» **課題本文**:
^^^^^^^^^^^^^^^^
1月27日から実施されていた「警告優先」の移行期間が3月31日で終了し、4月1日から全国で交通違反の即時取締りが始まる。改正道路交通法に基づく新たな罰金額が適用される。
移行期間中にPTMシステムを通じて発出された口頭警告は19万件超。ヘルメット未着用、免許不携帯、シートベルト未着用、速度超過が上位を占めた。
4月以降、重点的に取り締まられる10項目の違反と罰金上限は以下の通りである。
罰金最大4,000バーツ(約2万円):
- 速度超過(従来は上限1,000バーツ)
- 赤信号無視(従来は上限1,000バーツ)
- 横断歩道の歩行者妨害
- 運転中のスマートフォン使用
罰金最大2,000バーツ(約1万円):
- ヘルメット未着用
- シートベルト未着用
- 一方通行の逆走(従来は上限500バーツ)
^^^^^^^^^^^^^^^^
文書構造認識データ:
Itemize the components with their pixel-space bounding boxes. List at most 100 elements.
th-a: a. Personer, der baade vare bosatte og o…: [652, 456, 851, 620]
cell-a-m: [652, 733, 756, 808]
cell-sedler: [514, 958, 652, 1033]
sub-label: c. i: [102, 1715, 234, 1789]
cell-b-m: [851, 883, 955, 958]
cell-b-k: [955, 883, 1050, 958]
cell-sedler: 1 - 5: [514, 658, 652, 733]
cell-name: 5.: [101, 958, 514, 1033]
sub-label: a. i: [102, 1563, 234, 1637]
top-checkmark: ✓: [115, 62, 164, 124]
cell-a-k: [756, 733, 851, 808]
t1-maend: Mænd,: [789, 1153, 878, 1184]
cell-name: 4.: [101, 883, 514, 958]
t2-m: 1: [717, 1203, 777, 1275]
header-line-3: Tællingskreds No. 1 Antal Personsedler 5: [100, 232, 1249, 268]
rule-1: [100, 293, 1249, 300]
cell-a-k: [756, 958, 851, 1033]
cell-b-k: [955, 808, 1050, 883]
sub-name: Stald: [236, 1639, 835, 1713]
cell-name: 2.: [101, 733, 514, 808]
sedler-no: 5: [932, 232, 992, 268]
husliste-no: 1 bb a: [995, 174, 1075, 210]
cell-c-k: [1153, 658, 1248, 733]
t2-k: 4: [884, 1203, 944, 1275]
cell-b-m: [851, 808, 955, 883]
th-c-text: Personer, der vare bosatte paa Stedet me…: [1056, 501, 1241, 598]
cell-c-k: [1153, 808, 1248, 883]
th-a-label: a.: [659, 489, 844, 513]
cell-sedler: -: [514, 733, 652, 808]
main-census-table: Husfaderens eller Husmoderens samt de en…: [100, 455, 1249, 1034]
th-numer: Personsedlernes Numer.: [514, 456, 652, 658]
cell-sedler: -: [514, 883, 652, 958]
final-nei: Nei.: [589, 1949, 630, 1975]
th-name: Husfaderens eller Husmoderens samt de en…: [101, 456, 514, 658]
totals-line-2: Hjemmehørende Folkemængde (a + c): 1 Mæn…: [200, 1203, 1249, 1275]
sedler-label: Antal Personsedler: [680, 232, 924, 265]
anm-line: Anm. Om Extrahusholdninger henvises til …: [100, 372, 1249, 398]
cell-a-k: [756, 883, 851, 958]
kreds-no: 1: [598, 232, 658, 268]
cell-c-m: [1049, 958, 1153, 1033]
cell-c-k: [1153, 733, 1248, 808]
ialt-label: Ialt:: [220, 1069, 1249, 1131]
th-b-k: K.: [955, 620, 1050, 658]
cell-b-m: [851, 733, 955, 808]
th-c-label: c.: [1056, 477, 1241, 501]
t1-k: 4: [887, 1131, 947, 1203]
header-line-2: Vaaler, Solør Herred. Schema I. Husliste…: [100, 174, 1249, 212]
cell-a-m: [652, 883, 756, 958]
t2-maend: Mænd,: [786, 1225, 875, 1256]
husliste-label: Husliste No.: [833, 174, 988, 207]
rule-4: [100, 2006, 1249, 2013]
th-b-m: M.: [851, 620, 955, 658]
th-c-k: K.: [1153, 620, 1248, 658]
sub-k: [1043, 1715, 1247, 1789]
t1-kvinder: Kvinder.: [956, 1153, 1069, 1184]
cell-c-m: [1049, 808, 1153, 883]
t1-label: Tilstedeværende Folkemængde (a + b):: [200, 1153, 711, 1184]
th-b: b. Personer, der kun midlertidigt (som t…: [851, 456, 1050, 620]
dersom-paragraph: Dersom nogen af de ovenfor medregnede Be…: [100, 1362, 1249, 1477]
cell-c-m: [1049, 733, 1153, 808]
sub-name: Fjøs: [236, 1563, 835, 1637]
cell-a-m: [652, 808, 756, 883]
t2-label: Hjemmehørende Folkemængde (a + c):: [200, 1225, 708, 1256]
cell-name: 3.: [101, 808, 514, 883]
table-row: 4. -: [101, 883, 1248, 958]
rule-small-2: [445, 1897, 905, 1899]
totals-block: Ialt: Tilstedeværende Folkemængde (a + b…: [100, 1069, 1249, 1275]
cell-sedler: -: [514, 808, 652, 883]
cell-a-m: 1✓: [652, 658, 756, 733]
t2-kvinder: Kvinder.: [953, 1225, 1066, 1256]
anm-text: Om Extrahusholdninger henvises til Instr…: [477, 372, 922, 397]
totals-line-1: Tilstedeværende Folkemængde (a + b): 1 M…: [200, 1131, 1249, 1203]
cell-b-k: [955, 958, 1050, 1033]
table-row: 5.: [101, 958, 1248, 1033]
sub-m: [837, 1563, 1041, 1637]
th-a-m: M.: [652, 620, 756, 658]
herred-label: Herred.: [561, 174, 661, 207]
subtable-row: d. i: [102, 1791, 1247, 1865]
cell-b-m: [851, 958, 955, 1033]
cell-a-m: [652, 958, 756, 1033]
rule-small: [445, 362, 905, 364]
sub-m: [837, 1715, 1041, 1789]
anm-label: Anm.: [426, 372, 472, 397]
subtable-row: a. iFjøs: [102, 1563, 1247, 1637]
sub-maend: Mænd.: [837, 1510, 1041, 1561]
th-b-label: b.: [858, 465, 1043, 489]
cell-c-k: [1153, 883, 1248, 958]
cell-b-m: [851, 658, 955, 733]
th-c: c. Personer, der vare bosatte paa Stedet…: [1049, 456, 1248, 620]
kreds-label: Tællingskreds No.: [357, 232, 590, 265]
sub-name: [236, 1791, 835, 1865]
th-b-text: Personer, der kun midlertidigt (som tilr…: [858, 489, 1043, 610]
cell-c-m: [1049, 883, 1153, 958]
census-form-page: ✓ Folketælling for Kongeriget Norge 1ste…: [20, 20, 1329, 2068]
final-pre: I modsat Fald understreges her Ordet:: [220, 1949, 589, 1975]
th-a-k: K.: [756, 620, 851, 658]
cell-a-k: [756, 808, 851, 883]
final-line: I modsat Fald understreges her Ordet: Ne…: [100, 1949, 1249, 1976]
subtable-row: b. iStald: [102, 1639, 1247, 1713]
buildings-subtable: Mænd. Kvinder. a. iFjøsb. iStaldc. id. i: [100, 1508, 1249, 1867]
^^^^^^^^^^^^^^^^
» **作業指示 1**:
交通違反取締りの文章から、「1月27日から実施されていた」から「- 赤信号無視(従来は上限1,000バーツ)」までの範囲を一字一句変えずに返してください。
» **作業指示 2**:
交通違反取締りの文章に基づき、次の問いに答えてください。
(a) 「警告優先」の移行期間は何月何日に終了するか。
(b) 移行期間中にPTMシステムを通じて発出された口頭警告は何件か。
(c) 一方通行の逆走の従来の罰金上限はいくらか。
» **作業指示 3**:
交通違反取締りの文章を、最後の一文の後から書き継いでください。

» **解答欄 1**:
1月27日から実施されていた「警告優先」の移行期間が3月31日で終了し、4月1日から全国で交通違反の即時取締りが始まる。改正道路交通法に基づく新たな罰金額が適用される。
移行期間中にPTMシステムを通じて発出された口頭警告は19万件超。ヘルメット未着用、免許不携帯、シートベルト未着用、速度超過が上位を占めた。
4月以降、重点的に取り締まられる10項目の違反と罰金上限は以下の通りである。
罰金最大4,000バーツ(約2万円):
- 速度超過(従来は上限1,000バーツ)
- 赤信号無視(従来は上限1,000バーツ)

» **解答欄 2**:
(a) 3月31日
(b) 19万件超
(c) 500バーツ

» **解答欄 3**:
罰金1,000バーツ+懲役最大1か月:
- 無免許運転
罰金5,000〜20,000バーツ+懲役最大1年:
- 飲酒運転
- 危険運転
速度超過と赤信号無視の罰金上限が従来の4倍に引き上げられたのが大きな変更点だ。一方通行逆走も4倍に跳ね上がった。
タイ政府は2027年までに交通事故死亡率を人口10万人あたり12人に引き下げる目標を掲げている。取締りの強化に加え、インフラ整備や啓発活動を組み合わせた総合対策の一環だ。
ソンクラーン(タイ正月)の長期連休が4月中旬に控えており、帰省や旅行で交通量が急増する時期と重なる。在タイ日本人やタイを訪れる旅行者は、特にバイクのヘルメット着用とシートベルト装着を徹底する必要がある。